Input:
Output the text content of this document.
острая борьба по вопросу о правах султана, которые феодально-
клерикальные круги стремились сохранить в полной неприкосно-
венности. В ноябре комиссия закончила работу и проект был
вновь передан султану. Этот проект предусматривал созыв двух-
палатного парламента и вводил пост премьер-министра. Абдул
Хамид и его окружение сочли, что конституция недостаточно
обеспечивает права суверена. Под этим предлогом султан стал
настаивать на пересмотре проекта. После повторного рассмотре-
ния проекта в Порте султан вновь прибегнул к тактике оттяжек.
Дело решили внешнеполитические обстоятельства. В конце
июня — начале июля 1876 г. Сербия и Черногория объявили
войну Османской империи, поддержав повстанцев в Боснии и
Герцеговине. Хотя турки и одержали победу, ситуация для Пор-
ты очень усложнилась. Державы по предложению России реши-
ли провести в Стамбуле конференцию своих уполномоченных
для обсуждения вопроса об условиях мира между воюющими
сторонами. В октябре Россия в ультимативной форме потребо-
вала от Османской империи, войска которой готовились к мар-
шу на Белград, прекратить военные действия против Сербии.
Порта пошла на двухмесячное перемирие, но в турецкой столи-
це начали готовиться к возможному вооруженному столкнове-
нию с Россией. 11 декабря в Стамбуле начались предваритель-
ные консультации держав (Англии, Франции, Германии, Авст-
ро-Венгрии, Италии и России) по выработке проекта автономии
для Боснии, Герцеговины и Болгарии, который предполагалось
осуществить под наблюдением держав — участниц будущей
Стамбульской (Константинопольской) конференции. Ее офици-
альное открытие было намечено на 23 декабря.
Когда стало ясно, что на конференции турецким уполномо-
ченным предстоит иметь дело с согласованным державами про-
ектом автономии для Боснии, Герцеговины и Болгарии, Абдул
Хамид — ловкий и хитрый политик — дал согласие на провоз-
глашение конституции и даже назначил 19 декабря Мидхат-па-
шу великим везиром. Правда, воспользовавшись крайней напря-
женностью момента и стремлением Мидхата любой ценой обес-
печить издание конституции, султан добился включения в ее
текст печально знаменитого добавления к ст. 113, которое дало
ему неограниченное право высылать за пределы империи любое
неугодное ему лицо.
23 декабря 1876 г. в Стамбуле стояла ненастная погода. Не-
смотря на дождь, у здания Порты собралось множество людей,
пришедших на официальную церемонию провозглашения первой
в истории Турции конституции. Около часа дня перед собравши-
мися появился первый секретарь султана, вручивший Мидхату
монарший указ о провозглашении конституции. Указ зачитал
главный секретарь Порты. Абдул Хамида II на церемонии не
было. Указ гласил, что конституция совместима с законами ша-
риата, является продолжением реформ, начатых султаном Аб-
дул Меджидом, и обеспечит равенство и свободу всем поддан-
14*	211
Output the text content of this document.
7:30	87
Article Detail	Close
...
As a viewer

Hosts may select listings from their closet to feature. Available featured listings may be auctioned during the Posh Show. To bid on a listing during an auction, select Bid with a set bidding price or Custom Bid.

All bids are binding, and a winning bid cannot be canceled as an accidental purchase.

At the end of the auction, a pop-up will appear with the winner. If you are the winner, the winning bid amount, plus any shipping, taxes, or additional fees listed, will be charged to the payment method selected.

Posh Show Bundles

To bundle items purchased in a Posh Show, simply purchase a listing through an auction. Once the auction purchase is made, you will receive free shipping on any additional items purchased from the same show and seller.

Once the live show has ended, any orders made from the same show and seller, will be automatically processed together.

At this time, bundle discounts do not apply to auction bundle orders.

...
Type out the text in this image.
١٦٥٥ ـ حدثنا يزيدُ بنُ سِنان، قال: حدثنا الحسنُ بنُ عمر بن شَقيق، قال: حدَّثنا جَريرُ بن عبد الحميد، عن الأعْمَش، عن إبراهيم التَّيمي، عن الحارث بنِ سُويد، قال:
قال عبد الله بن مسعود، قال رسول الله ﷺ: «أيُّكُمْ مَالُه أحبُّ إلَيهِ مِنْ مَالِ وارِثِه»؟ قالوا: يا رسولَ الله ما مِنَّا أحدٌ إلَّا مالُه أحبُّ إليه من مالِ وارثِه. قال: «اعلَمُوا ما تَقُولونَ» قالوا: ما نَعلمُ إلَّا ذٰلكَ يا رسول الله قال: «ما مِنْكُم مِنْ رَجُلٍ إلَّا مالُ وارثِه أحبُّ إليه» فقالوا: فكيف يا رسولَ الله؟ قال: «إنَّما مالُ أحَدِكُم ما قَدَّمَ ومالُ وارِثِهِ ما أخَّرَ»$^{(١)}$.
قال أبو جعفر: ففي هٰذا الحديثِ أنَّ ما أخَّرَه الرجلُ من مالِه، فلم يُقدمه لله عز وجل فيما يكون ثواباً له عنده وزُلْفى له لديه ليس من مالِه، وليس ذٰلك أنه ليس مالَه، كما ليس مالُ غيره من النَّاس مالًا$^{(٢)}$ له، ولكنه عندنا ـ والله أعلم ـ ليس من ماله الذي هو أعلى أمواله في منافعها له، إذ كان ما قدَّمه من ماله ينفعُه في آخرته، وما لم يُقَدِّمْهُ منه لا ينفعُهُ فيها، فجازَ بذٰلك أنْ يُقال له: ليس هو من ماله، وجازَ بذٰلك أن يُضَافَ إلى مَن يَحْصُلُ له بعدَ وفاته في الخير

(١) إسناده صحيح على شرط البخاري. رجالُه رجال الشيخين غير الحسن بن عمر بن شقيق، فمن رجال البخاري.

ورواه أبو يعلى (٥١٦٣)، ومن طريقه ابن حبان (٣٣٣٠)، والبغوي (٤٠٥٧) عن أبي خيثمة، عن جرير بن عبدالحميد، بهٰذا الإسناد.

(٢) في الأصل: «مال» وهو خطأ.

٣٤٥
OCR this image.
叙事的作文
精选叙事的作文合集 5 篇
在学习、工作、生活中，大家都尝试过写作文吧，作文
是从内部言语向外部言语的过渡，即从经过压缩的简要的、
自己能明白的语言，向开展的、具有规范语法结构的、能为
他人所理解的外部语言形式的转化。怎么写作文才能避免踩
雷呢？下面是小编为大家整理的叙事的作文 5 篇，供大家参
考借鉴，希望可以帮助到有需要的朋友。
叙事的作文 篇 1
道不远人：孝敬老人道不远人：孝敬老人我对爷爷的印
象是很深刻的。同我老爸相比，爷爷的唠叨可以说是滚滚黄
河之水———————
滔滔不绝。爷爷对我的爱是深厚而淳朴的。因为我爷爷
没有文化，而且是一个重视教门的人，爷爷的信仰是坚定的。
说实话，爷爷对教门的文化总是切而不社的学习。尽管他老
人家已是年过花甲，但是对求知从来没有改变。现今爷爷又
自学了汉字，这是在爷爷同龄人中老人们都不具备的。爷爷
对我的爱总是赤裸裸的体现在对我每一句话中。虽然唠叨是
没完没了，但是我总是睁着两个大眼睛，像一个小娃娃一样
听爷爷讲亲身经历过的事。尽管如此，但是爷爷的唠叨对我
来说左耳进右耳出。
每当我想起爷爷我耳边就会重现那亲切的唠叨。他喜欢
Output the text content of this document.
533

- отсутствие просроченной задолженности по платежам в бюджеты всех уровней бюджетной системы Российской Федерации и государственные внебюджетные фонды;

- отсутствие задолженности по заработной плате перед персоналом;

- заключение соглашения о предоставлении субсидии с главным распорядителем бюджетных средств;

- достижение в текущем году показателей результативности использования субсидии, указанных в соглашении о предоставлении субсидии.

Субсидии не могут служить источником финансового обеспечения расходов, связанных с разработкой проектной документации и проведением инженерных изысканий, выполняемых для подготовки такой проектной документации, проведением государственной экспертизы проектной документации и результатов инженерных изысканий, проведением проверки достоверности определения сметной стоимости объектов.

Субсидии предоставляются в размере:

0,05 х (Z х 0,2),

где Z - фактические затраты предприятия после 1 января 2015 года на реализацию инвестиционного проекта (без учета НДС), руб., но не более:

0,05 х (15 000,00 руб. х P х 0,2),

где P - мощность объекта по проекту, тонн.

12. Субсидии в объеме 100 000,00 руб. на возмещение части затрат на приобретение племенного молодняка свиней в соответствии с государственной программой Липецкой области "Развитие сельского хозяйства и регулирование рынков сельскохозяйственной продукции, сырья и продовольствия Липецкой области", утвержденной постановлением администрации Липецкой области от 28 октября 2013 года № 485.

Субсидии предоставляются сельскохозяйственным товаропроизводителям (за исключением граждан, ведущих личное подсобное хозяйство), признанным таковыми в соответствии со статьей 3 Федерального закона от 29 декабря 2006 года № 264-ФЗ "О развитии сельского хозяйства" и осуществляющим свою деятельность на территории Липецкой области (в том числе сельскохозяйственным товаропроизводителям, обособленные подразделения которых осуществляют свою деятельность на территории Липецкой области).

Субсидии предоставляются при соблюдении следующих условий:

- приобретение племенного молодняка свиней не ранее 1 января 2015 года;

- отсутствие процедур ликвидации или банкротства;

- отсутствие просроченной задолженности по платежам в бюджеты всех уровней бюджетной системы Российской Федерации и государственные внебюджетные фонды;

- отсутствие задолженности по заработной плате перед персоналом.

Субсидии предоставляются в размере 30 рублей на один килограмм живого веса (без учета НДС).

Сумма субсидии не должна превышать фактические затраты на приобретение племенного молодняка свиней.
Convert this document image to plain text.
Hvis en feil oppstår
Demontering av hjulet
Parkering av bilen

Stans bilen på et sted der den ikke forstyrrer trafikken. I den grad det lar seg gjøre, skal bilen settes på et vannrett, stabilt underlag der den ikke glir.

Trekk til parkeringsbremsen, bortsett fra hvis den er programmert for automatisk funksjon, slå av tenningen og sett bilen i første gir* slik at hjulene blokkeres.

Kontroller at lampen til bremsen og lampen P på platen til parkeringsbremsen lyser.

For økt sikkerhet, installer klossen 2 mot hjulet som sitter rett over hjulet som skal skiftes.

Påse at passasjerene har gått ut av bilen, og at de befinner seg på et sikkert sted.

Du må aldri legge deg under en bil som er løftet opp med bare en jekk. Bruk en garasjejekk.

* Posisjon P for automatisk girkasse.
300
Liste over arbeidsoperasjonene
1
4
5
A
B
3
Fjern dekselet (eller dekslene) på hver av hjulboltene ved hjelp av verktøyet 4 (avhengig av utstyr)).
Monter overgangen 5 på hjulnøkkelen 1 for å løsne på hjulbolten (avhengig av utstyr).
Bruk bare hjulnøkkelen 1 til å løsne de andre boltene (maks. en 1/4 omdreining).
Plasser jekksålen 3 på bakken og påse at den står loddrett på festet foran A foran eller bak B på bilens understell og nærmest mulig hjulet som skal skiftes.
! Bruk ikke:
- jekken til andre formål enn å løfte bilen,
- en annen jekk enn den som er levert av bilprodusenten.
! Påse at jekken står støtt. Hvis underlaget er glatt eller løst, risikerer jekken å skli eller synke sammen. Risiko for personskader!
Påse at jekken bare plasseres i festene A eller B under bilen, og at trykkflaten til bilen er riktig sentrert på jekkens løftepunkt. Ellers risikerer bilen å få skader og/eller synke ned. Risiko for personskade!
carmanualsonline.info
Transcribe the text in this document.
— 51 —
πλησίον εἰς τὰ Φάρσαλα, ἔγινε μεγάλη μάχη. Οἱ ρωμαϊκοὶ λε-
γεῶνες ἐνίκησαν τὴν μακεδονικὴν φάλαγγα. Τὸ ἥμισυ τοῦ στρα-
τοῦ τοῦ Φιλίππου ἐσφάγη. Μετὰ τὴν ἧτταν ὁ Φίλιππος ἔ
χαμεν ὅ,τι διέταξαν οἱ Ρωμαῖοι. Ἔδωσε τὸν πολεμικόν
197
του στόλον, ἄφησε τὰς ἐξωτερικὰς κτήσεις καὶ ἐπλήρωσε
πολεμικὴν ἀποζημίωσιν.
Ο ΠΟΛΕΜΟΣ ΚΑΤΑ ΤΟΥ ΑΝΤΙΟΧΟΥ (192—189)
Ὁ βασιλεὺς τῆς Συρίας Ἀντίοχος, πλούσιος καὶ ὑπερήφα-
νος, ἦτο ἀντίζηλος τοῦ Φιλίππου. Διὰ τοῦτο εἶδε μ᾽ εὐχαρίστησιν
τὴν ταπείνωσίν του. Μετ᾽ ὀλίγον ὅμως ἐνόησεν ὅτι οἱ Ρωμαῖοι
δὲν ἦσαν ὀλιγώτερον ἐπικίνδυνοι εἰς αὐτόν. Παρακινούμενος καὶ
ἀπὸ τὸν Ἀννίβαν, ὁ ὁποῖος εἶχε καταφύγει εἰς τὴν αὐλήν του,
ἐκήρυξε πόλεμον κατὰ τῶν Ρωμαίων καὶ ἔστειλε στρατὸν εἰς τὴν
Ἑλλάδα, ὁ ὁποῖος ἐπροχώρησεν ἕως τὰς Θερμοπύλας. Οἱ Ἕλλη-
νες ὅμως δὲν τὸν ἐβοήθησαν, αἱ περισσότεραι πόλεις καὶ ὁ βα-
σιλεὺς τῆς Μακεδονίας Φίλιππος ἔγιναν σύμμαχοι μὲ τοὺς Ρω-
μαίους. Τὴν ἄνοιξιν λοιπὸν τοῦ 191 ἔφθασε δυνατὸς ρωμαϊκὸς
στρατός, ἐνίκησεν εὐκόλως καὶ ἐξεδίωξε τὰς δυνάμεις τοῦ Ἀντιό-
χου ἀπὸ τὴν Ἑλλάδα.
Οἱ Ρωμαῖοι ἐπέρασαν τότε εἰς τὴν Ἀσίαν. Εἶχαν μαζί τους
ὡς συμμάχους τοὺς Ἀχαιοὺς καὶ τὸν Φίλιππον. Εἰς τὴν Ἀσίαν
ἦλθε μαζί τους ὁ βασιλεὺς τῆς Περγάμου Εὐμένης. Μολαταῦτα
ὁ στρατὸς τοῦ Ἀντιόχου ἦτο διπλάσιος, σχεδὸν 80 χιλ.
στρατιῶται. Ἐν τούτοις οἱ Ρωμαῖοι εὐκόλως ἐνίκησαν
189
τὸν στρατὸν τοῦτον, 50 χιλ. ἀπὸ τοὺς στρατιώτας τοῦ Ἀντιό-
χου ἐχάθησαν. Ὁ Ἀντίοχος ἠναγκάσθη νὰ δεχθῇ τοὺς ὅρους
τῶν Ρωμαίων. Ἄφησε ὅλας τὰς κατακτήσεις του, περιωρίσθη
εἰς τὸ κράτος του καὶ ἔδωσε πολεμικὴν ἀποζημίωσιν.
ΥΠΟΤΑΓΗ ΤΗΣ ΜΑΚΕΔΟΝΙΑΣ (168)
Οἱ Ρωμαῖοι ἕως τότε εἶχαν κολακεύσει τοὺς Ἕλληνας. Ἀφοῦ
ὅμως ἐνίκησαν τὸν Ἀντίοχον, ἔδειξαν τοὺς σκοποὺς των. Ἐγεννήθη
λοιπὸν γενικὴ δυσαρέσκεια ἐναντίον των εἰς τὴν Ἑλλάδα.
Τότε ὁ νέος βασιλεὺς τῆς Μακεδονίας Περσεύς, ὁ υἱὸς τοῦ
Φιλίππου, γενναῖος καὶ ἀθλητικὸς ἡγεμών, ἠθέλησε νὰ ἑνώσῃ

Stated problem: Pick out every line holding the string "seller" and return it.

Task answer:
To bundle items purchased in a Posh Show, simply purchase a listing through an auction. Once the auction purchase is made, you will receive free shipping on any additional items purchased from the same show and seller.
Once the live show has ended, any orders made from the same show and seller, will be automatically processed together.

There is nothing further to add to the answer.